__Records for this exercise__.
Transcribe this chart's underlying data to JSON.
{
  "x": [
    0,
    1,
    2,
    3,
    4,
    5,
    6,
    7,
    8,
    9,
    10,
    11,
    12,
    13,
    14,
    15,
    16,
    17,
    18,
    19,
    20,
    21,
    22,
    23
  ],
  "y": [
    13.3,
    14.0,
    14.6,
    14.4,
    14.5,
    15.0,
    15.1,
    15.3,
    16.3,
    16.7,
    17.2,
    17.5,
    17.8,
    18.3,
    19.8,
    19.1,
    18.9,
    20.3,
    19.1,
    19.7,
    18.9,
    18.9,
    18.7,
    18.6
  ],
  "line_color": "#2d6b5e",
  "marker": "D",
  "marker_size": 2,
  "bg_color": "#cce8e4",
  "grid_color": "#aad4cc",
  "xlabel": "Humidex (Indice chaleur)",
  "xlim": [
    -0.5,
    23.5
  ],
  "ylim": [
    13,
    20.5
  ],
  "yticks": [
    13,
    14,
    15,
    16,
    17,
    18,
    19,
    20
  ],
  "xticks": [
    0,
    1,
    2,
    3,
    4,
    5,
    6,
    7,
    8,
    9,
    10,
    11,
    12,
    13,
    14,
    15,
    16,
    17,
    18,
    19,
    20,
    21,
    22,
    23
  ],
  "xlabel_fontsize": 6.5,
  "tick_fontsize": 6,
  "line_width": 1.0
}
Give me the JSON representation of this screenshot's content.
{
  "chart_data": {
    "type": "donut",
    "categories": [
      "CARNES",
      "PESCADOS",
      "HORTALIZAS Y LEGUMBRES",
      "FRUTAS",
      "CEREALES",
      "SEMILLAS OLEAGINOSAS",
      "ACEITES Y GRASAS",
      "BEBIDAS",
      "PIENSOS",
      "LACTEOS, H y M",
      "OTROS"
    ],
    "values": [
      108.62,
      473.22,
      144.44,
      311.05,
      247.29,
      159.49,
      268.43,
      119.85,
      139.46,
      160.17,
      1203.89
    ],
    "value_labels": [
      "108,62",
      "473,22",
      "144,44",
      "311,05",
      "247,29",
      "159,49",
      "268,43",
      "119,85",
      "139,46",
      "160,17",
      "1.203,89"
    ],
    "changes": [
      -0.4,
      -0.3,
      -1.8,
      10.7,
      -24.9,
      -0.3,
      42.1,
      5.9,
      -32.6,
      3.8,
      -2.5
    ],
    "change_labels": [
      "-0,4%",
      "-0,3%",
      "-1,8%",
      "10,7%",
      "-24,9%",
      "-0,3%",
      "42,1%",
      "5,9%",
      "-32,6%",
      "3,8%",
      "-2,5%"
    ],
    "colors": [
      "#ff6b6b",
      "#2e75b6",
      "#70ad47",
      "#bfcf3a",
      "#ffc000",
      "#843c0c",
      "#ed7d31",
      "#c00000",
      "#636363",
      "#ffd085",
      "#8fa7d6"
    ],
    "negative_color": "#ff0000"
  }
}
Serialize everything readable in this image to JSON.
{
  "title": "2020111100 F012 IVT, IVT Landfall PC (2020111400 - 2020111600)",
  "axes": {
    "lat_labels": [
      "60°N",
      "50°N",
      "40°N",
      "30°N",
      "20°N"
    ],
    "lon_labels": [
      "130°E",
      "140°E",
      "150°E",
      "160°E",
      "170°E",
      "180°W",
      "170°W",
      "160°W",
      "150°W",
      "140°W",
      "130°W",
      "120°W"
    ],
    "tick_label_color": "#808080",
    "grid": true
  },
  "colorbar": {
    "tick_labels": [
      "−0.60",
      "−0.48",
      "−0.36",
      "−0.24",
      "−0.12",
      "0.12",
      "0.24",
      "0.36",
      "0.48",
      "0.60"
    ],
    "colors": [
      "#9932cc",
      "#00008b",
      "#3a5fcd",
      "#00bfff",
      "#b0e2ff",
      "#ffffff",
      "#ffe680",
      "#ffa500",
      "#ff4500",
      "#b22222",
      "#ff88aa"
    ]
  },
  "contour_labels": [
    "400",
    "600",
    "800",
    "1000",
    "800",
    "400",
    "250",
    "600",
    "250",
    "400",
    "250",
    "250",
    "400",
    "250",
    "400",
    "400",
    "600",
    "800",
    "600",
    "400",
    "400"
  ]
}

__Directions__. Retype every record above exactly as written.

__Completed task__.
Transcribe this chart's underlying data to JSON.
{
  "x": [
    0,
    1,
    2,
    3,
    4,
    5,
    6,
    7,
    8,
    9,
    10,
    11,
    12,
    13,
    14,
    15,
    16,
    17,
    18,
    19,
    20,
    21,
    22,
    23
  ],
  "y": [
    13.3,
    14.0,
    14.6,
    14.4,
    14.5,
    15.0,
    15.1,
    15.3,
    16.3,
    16.7,
    17.2,
    17.5,
    17.8,
    18.3,
    19.8,
    19.1,
    18.9,
    20.3,
    19.1,
    19.7,
    18.9,
    18.9,
    18.7,
    18.6
  ],
  "line_color": "#2d6b5e",
  "marker": "D",
  "marker_size": 2,
  "bg_color": "#cce8e4",
  "grid_color": "#aad4cc",
  "xlabel": "Humidex (Indice chaleur)",
  "xlim": [
    -0.5,
    23.5
  ],
  "ylim": [
    13,
    20.5
  ],
  "yticks": [
    13,
    14,
    15,
    16,
    17,
    18,
    19,
    20
  ],
  "xticks": [
    0,
    1,
    2,
    3,
    4,
    5,
    6,
    7,
    8,
    9,
    10,
    11,
    12,
    13,
    14,
    15,
    16,
    17,
    18,
    19,
    20,
    21,
    22,
    23
  ],
  "xlabel_fontsize": 6.5,
  "tick_fontsize": 6,
  "line_width": 1.0
}
Give me the JSON representation of this screenshot's content.
{
  "chart_data": {
    "type": "donut",
    "categories": [
      "CARNES",
      "PESCADOS",
      "HORTALIZAS Y LEGUMBRES",
      "FRUTAS",
      "CEREALES",
      "SEMILLAS OLEAGINOSAS",
      "ACEITES Y GRASAS",
      "BEBIDAS",
      "PIENSOS",
      "LACTEOS, H y M",
      "OTROS"
    ],
    "values": [
      108.62,
      473.22,
      144.44,
      311.05,
      247.29,
      159.49,
      268.43,
      119.85,
      139.46,
      160.17,
      1203.89
    ],
    "value_labels": [
      "108,62",
      "473,22",
      "144,44",
      "311,05",
      "247,29",
      "159,49",
      "268,43",
      "119,85",
      "139,46",
      "160,17",
      "1.203,89"
    ],
    "changes": [
      -0.4,
      -0.3,
      -1.8,
      10.7,
      -24.9,
      -0.3,
      42.1,
      5.9,
      -32.6,
      3.8,
      -2.5
    ],
    "change_labels": [
      "-0,4%",
      "-0,3%",
      "-1,8%",
      "10,7%",
      "-24,9%",
      "-0,3%",
      "42,1%",
      "5,9%",
      "-32,6%",
      "3,8%",
      "-2,5%"
    ],
    "colors": [
      "#ff6b6b",
      "#2e75b6",
      "#70ad47",
      "#bfcf3a",
      "#ffc000",
      "#843c0c",
      "#ed7d31",
      "#c00000",
      "#636363",
      "#ffd085",
      "#8fa7d6"
    ],
    "negative_color": "#ff0000"
  }
}
Serialize everything readable in this image to JSON.
{
  "title": "2020111100 F012 IVT, IVT Landfall PC (2020111400 - 2020111600)",
  "axes": {
    "lat_labels": [
      "60°N",
      "50°N",
      "40°N",
      "30°N",
      "20°N"
    ],
    "lon_labels": [
      "130°E",
      "140°E",
      "150°E",
      "160°E",
      "170°E",
      "180°W",
      "170°W",
      "160°W",
      "150°W",
      "140°W",
      "130°W",
      "120°W"
    ],
    "tick_label_color": "#808080",
    "grid": true
  },
  "colorbar": {
    "tick_labels": [
      "−0.60",
      "−0.48",
      "−0.36",
      "−0.24",
      "−0.12",
      "0.12",
      "0.24",
      "0.36",
      "0.48",
      "0.60"
    ],
    "colors": [
      "#9932cc",
      "#00008b",
      "#3a5fcd",
      "#00bfff",
      "#b0e2ff",
      "#ffffff",
      "#ffe680",
      "#ffa500",
      "#ff4500",
      "#b22222",
      "#ff88aa"
    ]
  },
  "contour_labels": [
    "400",
    "600",
    "800",
    "1000",
    "800",
    "400",
    "250",
    "600",
    "250",
    "400",
    "250",
    "250",
    "400",
    "250",
    "400",
    "400",
    "600",
    "800",
    "600",
    "400",
    "400"
  ]
}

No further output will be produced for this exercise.